Syekh Abdurrahman al-Khalidi. Kakek Bung Hatta ini merupakan seorang ulama-mursyid terkemuka di ranah Minang. | DOK WIKITREE

Mujadid

Syekh Abdurrahman al-Khalidi, Pelita Ilmu dari Batuhampar

Surau yang dibangun mursyid Naqsyabandiyyah Khalidiyah itu menjadi model pendidikan di Minang.

OLEH MUHYIDDIN

Dalam sejarah Islam di Indonesia, Ranah Minangkabau memunculkan banyak ulama besar. Mereka berpengaruh luas tidak hanya di Tanah Air, tetapi juga region Asia Tenggara atau bahkan dunia.

Salah seorang di antaranya adalah Syekh Abdurrahman. Pendiri Surau Batuhampar itu juga merupakan kakek dari seorang proklamator Republik Indonesia, Mohammad Hatta.

Pengamal tasawuf itu dikaruniai umur panjang, hingga lebih dari 100 tahun. Nyaris seluruh usianya dihabiskan di jalan dakwah dan pendidikan. Lelaki yang pernah menimba ilmu di Tanah Suci, Makkah dan Madinah, itu dengan tulus ikhlas mendidik umat, terutama generasi muda, agar mereka selalu teguh beriman dan berislam.

Nama lengkapnya adalah Maulana Syekh Abdurrahman bin Abdullah al-Khalidi Batuhampar. Seperti tampak dari gelar maulana tersebut, tokoh ini merupakan seorang ahli tarekat. Namun, keahliannya tidak hanya di sana, tetapi juga meliputi bidang fikih, syariat, ilmu Alquran, dan lain-lain.

Berdasarkan literatur yang ada, Syekh Abdurrahman disebutkan lahir pada 1777 M di Desa (Nagari) Batuhampar, Kabupaten Lima Puluh Kota, Sumatra Barat. Akan tetapi, keterangan yang berbeda tertera pada nisan makamnya. Tergurat di sana, ulama besar ini lahir pada 1783 M dan wafat pada 23 Oktober 1899.

● Tugas Wajib a
Jawablah pertanyaan tentang Syekh Abdurrahman berikut berdasarkan cuplikan teks:
(i) Surau apa yang didirikannya?
(ii) Menurut literatur yang ada, pada tahun berapa ia lahir?
(iii) Menurut nisan makamnya, kapan ia wafat?
Teks tersebut dan catatan yang menyusul adalah bahan yang berdiri sendiri.

[Catatan Sumber]
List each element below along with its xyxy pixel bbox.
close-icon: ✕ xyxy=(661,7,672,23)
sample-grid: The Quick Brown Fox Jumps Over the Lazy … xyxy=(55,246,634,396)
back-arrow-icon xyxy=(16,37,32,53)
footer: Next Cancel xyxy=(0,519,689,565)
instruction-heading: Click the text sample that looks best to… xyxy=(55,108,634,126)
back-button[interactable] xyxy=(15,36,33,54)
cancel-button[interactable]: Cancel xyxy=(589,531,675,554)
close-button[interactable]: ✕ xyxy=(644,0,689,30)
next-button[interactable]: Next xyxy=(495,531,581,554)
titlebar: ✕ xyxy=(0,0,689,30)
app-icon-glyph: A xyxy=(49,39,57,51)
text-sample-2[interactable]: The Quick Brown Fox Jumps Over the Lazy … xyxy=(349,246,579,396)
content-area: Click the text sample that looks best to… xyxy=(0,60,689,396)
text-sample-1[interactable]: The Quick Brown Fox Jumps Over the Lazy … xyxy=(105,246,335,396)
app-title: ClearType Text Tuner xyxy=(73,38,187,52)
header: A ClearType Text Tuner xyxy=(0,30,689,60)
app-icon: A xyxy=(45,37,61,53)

● Tugas Wajib b
Kembalikan semua baris catatan sumber tanpa mengubah apa pun.

● Jawaban Latihan a
(i) Surau Batuhampar.
(ii) 1777 M.
(iii) 23 Oktober 1899.

● Jawaban Latihan b
List each element below along with its xyxy pixel bbox.
close-icon: ✕ xyxy=(661,7,672,23)
sample-grid: The Quick Brown Fox Jumps Over the Lazy … xyxy=(55,246,634,396)
back-arrow-icon xyxy=(16,37,32,53)
footer: Next Cancel xyxy=(0,519,689,565)
instruction-heading: Click the text sample that looks best to… xyxy=(55,108,634,126)
back-button[interactable] xyxy=(15,36,33,54)
cancel-button[interactable]: Cancel xyxy=(589,531,675,554)
close-button[interactable]: ✕ xyxy=(644,0,689,30)
next-button[interactable]: Next xyxy=(495,531,581,554)
titlebar: ✕ xyxy=(0,0,689,30)
app-icon-glyph: A xyxy=(49,39,57,51)
text-sample-2[interactable]: The Quick Brown Fox Jumps Over the Lazy … xyxy=(349,246,579,396)
content-area: Click the text sample that looks best to… xyxy=(0,60,689,396)
text-sample-1[interactable]: The Quick Brown Fox Jumps Over the Lazy … xyxy=(105,246,335,396)
app-title: ClearType Text Tuner xyxy=(73,38,187,52)
header: A ClearType Text Tuner xyxy=(0,30,689,60)
app-icon: A xyxy=(45,37,61,53)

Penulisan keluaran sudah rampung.